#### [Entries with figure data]
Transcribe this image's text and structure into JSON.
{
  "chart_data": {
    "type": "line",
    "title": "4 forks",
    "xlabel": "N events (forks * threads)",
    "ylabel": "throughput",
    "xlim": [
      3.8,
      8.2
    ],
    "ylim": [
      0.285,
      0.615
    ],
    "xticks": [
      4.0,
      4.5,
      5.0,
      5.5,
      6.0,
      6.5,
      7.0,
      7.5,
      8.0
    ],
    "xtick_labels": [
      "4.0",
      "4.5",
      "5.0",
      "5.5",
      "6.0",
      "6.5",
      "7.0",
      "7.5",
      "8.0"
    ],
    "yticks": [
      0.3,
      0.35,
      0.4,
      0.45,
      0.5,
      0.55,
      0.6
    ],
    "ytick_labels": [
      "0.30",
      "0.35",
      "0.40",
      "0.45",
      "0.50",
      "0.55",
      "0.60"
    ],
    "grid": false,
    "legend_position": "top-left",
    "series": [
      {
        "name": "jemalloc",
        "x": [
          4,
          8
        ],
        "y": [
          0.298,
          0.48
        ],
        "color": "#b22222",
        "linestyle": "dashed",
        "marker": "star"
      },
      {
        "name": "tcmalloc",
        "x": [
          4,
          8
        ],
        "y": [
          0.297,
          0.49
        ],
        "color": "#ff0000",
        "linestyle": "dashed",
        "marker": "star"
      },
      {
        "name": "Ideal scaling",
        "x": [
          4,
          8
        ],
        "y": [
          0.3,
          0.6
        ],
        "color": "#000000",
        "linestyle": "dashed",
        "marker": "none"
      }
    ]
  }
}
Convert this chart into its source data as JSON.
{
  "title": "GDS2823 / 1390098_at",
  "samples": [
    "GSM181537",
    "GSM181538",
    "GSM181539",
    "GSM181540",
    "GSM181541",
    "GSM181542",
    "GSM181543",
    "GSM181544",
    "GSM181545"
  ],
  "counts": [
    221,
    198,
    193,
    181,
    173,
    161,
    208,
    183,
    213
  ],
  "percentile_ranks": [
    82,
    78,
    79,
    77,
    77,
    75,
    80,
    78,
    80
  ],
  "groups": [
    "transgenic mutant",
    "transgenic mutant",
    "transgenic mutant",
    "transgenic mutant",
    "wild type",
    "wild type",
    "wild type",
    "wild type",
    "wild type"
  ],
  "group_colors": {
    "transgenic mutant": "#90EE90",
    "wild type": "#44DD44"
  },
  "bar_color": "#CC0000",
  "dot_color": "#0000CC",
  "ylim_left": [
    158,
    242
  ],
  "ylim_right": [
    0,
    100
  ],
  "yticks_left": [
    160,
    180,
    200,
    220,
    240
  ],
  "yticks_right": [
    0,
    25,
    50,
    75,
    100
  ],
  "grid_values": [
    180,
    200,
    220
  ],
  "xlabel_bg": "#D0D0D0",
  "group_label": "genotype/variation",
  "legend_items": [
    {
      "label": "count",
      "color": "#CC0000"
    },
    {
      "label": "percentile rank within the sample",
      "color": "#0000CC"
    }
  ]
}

#### [EXERCISE DESCRIPTION]
Make an exact copy of the listing, including every line.

#### [THE SOLUTION]
Transcribe this image's text and structure into JSON.
{
  "chart_data": {
    "type": "line",
    "title": "4 forks",
    "xlabel": "N events (forks * threads)",
    "ylabel": "throughput",
    "xlim": [
      3.8,
      8.2
    ],
    "ylim": [
      0.285,
      0.615
    ],
    "xticks": [
      4.0,
      4.5,
      5.0,
      5.5,
      6.0,
      6.5,
      7.0,
      7.5,
      8.0
    ],
    "xtick_labels": [
      "4.0",
      "4.5",
      "5.0",
      "5.5",
      "6.0",
      "6.5",
      "7.0",
      "7.5",
      "8.0"
    ],
    "yticks": [
      0.3,
      0.35,
      0.4,
      0.45,
      0.5,
      0.55,
      0.6
    ],
    "ytick_labels": [
      "0.30",
      "0.35",
      "0.40",
      "0.45",
      "0.50",
      "0.55",
      "0.60"
    ],
    "grid": false,
    "legend_position": "top-left",
    "series": [
      {
        "name": "jemalloc",
        "x": [
          4,
          8
        ],
        "y": [
          0.298,
          0.48
        ],
        "color": "#b22222",
        "linestyle": "dashed",
        "marker": "star"
      },
      {
        "name": "tcmalloc",
        "x": [
          4,
          8
        ],
        "y": [
          0.297,
          0.49
        ],
        "color": "#ff0000",
        "linestyle": "dashed",
        "marker": "star"
      },
      {
        "name": "Ideal scaling",
        "x": [
          4,
          8
        ],
        "y": [
          0.3,
          0.6
        ],
        "color": "#000000",
        "linestyle": "dashed",
        "marker": "none"
      }
    ]
  }
}
Convert this chart into its source data as JSON.
{
  "title": "GDS2823 / 1390098_at",
  "samples": [
    "GSM181537",
    "GSM181538",
    "GSM181539",
    "GSM181540",
    "GSM181541",
    "GSM181542",
    "GSM181543",
    "GSM181544",
    "GSM181545"
  ],
  "counts": [
    221,
    198,
    193,
    181,
    173,
    161,
    208,
    183,
    213
  ],
  "percentile_ranks": [
    82,
    78,
    79,
    77,
    77,
    75,
    80,
    78,
    80
  ],
  "groups": [
    "transgenic mutant",
    "transgenic mutant",
    "transgenic mutant",
    "transgenic mutant",
    "wild type",
    "wild type",
    "wild type",
    "wild type",
    "wild type"
  ],
  "group_colors": {
    "transgenic mutant": "#90EE90",
    "wild type": "#44DD44"
  },
  "bar_color": "#CC0000",
  "dot_color": "#0000CC",
  "ylim_left": [
    158,
    242
  ],
  "ylim_right": [
    0,
    100
  ],
  "yticks_left": [
    160,
    180,
    200,
    220,
    240
  ],
  "yticks_right": [
    0,
    25,
    50,
    75,
    100
  ],
  "grid_values": [
    180,
    200,
    220
  ],
  "xlabel_bg": "#D0D0D0",
  "group_label": "genotype/variation",
  "legend_items": [
    {
      "label": "count",
      "color": "#CC0000"
    },
    {
      "label": "percentile rank within the sample",
      "color": "#0000CC"
    }
  ]
}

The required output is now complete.